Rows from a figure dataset
········
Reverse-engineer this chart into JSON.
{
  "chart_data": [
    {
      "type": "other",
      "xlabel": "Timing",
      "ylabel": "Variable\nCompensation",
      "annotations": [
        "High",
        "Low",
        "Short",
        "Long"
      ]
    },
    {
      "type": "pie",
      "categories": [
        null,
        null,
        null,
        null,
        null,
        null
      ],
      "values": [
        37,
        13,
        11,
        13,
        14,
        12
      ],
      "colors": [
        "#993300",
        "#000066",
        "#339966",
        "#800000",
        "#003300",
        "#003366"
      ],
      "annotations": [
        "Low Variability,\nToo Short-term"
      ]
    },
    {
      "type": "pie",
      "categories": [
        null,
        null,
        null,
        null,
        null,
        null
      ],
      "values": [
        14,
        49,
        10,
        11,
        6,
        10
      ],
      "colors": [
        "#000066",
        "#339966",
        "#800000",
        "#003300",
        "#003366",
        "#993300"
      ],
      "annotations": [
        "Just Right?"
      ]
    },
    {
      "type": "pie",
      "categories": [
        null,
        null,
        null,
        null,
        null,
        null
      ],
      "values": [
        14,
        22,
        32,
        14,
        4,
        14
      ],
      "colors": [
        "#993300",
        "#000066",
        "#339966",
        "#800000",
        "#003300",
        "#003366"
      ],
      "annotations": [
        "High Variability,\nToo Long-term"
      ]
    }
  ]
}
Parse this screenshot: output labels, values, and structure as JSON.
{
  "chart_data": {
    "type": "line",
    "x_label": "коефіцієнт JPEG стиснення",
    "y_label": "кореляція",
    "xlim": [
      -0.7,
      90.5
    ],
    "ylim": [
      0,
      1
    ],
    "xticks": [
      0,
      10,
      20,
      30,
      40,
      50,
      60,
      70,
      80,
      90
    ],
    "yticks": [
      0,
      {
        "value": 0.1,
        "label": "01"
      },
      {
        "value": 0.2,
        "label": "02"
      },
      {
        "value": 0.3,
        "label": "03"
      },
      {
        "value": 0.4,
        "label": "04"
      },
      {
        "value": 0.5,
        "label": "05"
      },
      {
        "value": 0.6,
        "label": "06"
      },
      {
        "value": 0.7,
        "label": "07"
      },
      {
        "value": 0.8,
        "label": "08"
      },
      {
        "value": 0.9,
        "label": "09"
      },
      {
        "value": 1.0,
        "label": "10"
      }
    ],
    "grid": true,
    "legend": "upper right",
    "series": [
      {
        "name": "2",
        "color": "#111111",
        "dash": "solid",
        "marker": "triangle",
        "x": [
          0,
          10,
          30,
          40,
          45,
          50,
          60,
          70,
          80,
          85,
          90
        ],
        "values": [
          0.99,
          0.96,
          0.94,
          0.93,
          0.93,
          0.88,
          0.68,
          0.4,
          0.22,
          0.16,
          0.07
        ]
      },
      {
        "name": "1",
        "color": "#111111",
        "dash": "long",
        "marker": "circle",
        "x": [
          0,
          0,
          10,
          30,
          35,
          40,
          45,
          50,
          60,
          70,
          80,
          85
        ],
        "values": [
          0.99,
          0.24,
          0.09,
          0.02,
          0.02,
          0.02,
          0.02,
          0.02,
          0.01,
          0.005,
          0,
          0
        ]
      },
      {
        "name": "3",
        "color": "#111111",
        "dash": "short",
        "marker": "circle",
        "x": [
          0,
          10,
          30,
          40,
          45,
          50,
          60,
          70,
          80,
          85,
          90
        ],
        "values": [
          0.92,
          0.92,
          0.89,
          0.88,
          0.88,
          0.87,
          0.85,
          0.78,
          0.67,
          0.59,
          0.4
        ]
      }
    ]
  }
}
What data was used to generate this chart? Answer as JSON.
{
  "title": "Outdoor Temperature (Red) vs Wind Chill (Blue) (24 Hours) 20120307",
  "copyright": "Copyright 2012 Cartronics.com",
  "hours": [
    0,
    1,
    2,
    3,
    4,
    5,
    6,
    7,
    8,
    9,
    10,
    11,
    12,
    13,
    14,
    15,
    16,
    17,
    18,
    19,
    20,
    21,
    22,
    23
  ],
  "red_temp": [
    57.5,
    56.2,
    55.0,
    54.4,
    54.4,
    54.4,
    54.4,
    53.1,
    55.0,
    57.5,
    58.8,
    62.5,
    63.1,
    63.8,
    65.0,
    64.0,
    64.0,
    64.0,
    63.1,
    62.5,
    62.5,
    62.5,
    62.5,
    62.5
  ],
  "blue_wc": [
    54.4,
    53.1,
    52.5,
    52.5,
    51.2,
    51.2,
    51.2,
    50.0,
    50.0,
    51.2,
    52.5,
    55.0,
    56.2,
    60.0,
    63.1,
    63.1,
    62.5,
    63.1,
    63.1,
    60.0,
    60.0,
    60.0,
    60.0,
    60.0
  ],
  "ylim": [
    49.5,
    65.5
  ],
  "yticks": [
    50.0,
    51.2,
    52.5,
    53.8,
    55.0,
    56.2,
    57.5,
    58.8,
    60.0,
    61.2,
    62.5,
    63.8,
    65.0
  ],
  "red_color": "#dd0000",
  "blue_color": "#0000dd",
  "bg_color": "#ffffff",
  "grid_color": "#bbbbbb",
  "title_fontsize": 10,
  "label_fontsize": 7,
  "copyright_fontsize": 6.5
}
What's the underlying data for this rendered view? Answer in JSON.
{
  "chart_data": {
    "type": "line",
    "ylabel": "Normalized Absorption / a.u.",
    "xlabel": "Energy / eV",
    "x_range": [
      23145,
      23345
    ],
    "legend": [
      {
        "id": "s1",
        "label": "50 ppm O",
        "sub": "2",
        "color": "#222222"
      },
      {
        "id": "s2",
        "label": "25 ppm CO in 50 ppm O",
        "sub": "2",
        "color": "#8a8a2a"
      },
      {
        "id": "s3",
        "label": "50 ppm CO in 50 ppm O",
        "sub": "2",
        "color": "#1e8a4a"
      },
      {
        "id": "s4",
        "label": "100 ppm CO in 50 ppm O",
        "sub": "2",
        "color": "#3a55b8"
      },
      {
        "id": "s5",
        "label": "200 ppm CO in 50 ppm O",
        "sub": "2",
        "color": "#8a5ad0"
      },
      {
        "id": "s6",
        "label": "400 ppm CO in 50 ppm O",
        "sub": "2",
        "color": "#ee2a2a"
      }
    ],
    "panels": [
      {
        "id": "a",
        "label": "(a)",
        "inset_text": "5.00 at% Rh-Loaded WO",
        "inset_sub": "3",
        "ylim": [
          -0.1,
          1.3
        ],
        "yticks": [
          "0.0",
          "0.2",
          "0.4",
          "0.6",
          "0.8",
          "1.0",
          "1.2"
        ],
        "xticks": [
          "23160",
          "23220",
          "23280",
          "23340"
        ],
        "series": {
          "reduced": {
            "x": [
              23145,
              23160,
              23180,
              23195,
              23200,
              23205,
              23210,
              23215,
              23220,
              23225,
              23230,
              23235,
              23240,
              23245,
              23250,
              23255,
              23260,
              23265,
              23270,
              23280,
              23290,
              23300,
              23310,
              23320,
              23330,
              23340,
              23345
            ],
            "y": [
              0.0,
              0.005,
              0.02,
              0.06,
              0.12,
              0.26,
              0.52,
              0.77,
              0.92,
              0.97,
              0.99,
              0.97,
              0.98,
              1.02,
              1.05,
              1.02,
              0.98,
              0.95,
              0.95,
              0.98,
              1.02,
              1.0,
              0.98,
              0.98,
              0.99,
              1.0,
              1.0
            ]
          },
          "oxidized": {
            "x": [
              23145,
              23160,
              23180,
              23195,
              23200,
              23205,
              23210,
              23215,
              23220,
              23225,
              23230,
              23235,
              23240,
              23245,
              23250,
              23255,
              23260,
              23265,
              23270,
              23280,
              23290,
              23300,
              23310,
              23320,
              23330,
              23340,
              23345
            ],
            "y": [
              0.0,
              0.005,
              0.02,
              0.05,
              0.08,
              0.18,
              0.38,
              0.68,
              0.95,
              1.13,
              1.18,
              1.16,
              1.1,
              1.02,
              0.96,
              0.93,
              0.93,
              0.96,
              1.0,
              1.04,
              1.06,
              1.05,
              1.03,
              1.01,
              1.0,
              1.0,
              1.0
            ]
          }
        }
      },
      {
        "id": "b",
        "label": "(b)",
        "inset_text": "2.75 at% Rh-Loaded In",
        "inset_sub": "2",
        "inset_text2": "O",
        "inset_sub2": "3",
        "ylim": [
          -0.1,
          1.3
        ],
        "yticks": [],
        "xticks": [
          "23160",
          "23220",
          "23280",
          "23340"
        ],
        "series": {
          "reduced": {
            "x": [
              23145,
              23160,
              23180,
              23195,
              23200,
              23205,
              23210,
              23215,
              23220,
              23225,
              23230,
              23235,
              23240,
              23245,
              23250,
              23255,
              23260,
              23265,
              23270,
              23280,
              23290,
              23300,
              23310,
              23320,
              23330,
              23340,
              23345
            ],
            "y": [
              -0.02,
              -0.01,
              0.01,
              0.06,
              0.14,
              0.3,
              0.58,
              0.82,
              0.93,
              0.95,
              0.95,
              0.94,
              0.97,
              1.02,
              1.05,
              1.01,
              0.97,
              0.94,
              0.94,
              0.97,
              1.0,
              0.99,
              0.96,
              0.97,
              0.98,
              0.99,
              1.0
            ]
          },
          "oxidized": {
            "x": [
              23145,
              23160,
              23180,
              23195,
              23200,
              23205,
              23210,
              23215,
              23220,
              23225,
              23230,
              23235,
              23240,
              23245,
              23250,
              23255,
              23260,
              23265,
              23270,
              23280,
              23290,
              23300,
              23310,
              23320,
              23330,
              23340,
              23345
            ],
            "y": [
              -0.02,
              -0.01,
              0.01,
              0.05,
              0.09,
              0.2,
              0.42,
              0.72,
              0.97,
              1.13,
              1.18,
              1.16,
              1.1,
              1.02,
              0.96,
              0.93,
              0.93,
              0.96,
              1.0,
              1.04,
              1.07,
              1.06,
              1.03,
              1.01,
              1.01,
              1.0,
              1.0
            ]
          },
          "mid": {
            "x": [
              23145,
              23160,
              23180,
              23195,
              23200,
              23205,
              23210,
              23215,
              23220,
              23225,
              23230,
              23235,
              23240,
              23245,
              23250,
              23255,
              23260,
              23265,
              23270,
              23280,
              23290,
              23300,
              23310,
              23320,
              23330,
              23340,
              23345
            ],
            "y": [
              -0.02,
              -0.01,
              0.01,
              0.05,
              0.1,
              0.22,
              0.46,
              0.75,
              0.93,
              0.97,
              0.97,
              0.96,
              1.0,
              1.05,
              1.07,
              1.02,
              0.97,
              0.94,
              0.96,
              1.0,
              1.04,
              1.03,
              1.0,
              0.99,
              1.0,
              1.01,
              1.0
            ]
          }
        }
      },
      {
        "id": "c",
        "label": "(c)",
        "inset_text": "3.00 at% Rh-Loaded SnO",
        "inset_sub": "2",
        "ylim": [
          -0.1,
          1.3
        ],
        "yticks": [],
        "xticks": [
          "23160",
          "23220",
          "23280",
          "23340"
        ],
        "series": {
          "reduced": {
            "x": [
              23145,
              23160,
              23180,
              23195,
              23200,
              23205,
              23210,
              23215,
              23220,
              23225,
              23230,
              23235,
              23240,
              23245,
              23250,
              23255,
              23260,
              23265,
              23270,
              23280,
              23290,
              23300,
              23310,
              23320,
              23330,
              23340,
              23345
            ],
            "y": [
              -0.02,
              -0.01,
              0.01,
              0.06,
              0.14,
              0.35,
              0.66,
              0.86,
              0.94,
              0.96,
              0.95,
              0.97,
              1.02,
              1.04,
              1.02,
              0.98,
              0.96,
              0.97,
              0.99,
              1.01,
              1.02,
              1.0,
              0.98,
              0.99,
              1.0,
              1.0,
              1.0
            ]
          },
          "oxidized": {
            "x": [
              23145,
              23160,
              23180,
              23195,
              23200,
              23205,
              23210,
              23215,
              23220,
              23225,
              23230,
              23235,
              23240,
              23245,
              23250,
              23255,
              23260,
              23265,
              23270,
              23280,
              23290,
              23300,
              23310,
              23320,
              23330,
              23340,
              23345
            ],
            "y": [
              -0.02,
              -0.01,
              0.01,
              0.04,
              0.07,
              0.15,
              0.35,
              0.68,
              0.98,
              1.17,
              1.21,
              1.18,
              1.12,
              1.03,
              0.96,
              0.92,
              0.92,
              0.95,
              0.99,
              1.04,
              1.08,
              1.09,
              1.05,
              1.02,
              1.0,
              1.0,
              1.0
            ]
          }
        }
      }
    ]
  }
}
········
From the records above, copy every line that holds the word "Loaded".

● **WRITTEN SOLUTION**
        "inset_text": "5.00 at% Rh-Loaded WO",
        "inset_text": "2.75 at% Rh-Loaded In",
        "inset_text": "3.00 at% Rh-Loaded SnO",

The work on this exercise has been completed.